■ **YOUR OBJECTIVE**: Exclude the pictures; give every entry again exactly as written.

■ **DATA FOR PROCESSING**:
####################

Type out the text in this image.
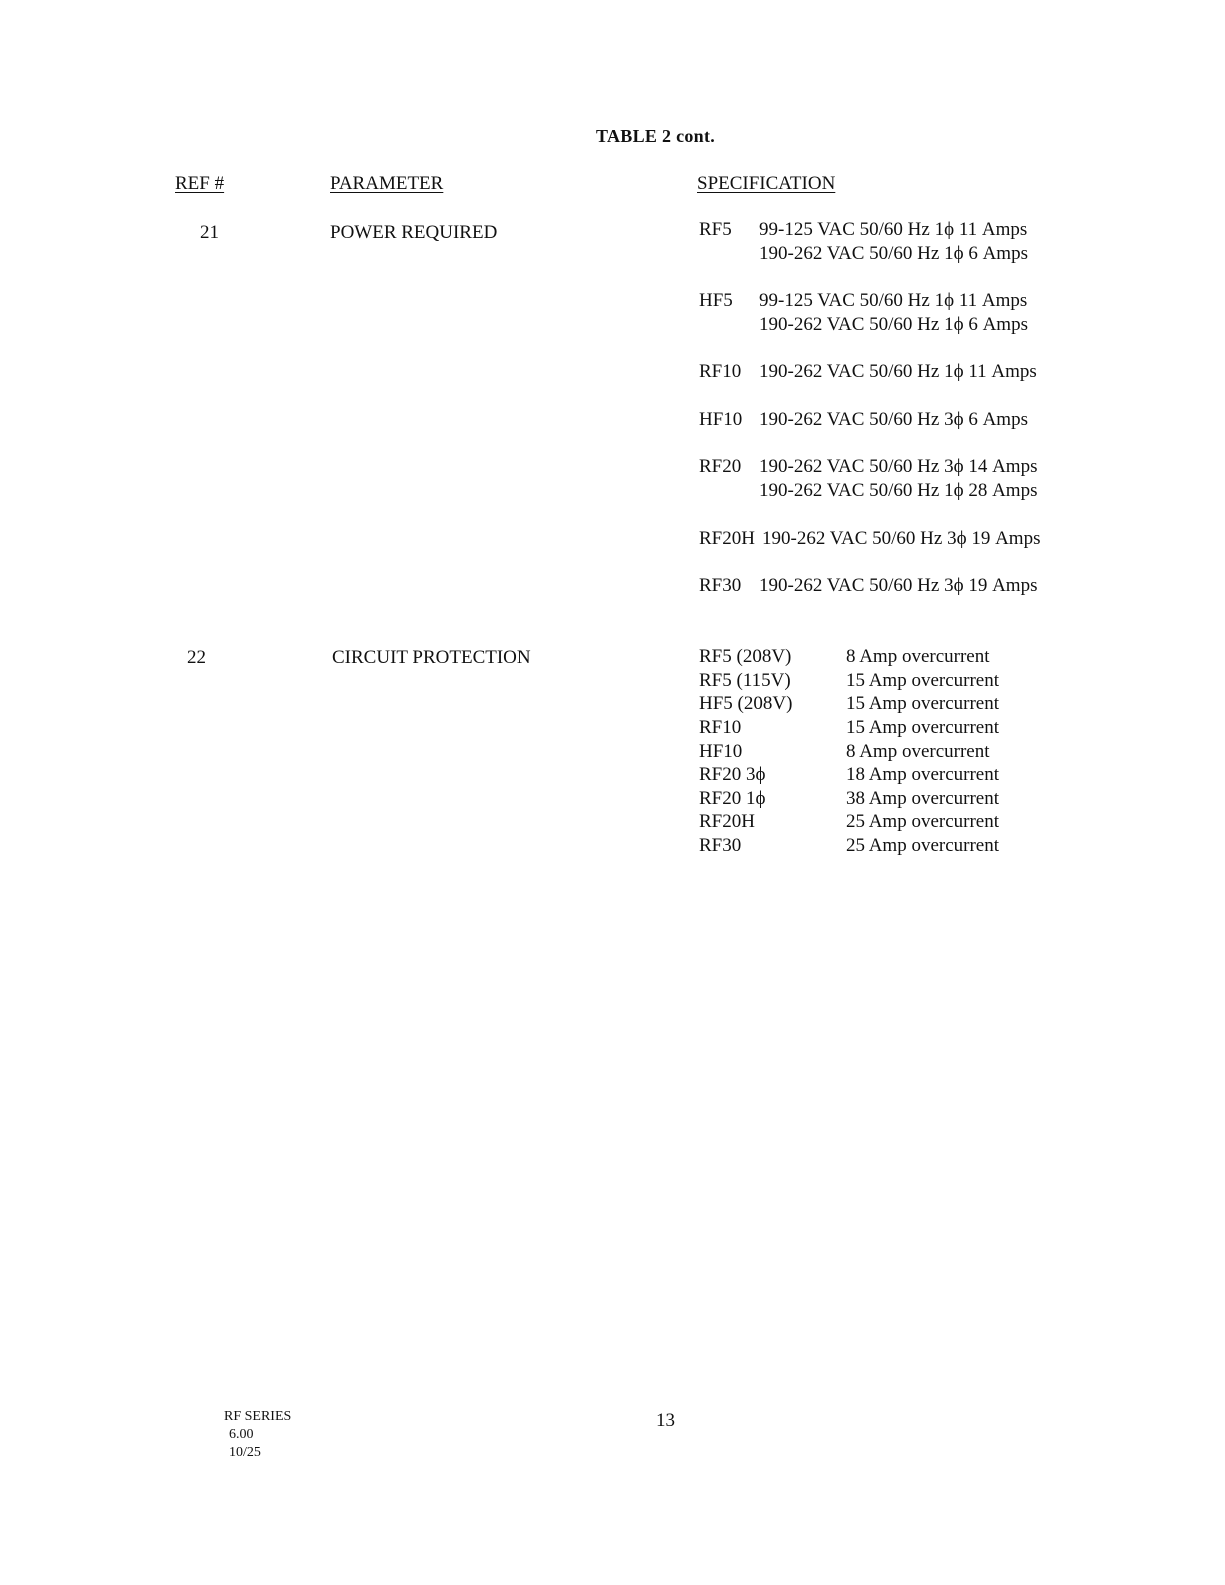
TABLE 2 cont.
REF #	PARAMETER	SPECIFICATION
21	POWER REQUIRED	RF5 99-125 VAC 50/60 Hz 1ϕ 11 Amps
190-262 VAC 50/60 Hz 1ϕ 6 Amps
HF5 99-125 VAC 50/60 Hz 1ϕ 11 Amps
190-262 VAC 50/60 Hz 1ϕ 6 Amps
RF10 190-262 VAC 50/60 Hz 1ϕ 11 Amps
HF10 190-262 VAC 50/60 Hz 3ϕ 6 Amps
RF20 190-262 VAC 50/60 Hz 3ϕ 14 Amps
190-262 VAC 50/60 Hz 1ϕ 28 Amps
RF20H 190-262 VAC 50/60 Hz 3ϕ 19 Amps
RF30 190-262 VAC 50/60 Hz 3ϕ 19 Amps
22	CIRCUIT PROTECTION	RF5 (208V)	8 Amp overcurrent
RF5 (115V)	15 Amp overcurrent
HF5 (208V)	15 Amp overcurrent
RF10	15 Amp overcurrent
HF10	8 Amp overcurrent
RF20 3ϕ	18 Amp overcurrent
RF20 1ϕ	38 Amp overcurrent
RF20H	25 Amp overcurrent
RF30	25 Amp overcurrent
RF SERIES
6.00
10/25
13
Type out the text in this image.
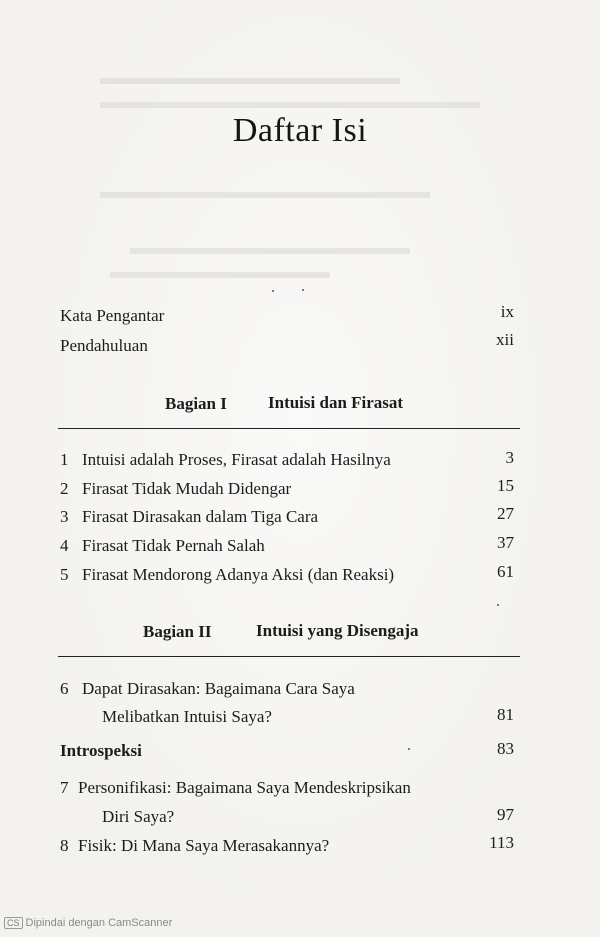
Daftar Isi
Kata Pengantar	ix
Pendahuluan	xii
Bagian I Intuisi dan Firasat
1 Intuisi adalah Proses, Firasat adalah Hasilnya	3
2 Firasat Tidak Mudah Didengar	15
3 Firasat Dirasakan dalam Tiga Cara	27
4 Firasat Tidak Pernah Salah	37
5 Firasat Mendorong Adanya Aksi (dan Reaksi)	61
Bagian II	Intuisi yang Disengaja
6 Dapat Dirasakan: Bagaimana Cara Saya
Melibatkan Intuisi Saya?	81
Introspeksi	83
7 Personifikasi: Bagaimana Saya Mendeskripsikan
Diri Saya?	97
8 Fisik: Di Mana Saya Merasakannya?	113
CS Dipindai dengan CamScanner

####################

■ **PROBLEM SOLUTION**:
Type out the text in this image.
TABLE 2 cont.
REF #	PARAMETER	SPECIFICATION
21	POWER REQUIRED	RF5 99-125 VAC 50/60 Hz 1ϕ 11 Amps
190-262 VAC 50/60 Hz 1ϕ 6 Amps
HF5 99-125 VAC 50/60 Hz 1ϕ 11 Amps
190-262 VAC 50/60 Hz 1ϕ 6 Amps
RF10 190-262 VAC 50/60 Hz 1ϕ 11 Amps
HF10 190-262 VAC 50/60 Hz 3ϕ 6 Amps
RF20 190-262 VAC 50/60 Hz 3ϕ 14 Amps
190-262 VAC 50/60 Hz 1ϕ 28 Amps
RF20H 190-262 VAC 50/60 Hz 3ϕ 19 Amps
RF30 190-262 VAC 50/60 Hz 3ϕ 19 Amps
22	CIRCUIT PROTECTION	RF5 (208V)	8 Amp overcurrent
RF5 (115V)	15 Amp overcurrent
HF5 (208V)	15 Amp overcurrent
RF10	15 Amp overcurrent
HF10	8 Amp overcurrent
RF20 3ϕ	18 Amp overcurrent
RF20 1ϕ	38 Amp overcurrent
RF20H	25 Amp overcurrent
RF30	25 Amp overcurrent
RF SERIES
6.00
10/25
13
Type out the text in this image.
Daftar Isi
Kata Pengantar	ix
Pendahuluan	xii
Bagian I Intuisi dan Firasat
1 Intuisi adalah Proses, Firasat adalah Hasilnya	3
2 Firasat Tidak Mudah Didengar	15
3 Firasat Dirasakan dalam Tiga Cara	27
4 Firasat Tidak Pernah Salah	37
5 Firasat Mendorong Adanya Aksi (dan Reaksi)	61
Bagian II	Intuisi yang Disengaja
6 Dapat Dirasakan: Bagaimana Cara Saya
Melibatkan Intuisi Saya?	81
Introspeksi	83
7 Personifikasi: Bagaimana Saya Mendeskripsikan
Diri Saya?	97
8 Fisik: Di Mana Saya Merasakannya?	113
CS Dipindai dengan CamScanner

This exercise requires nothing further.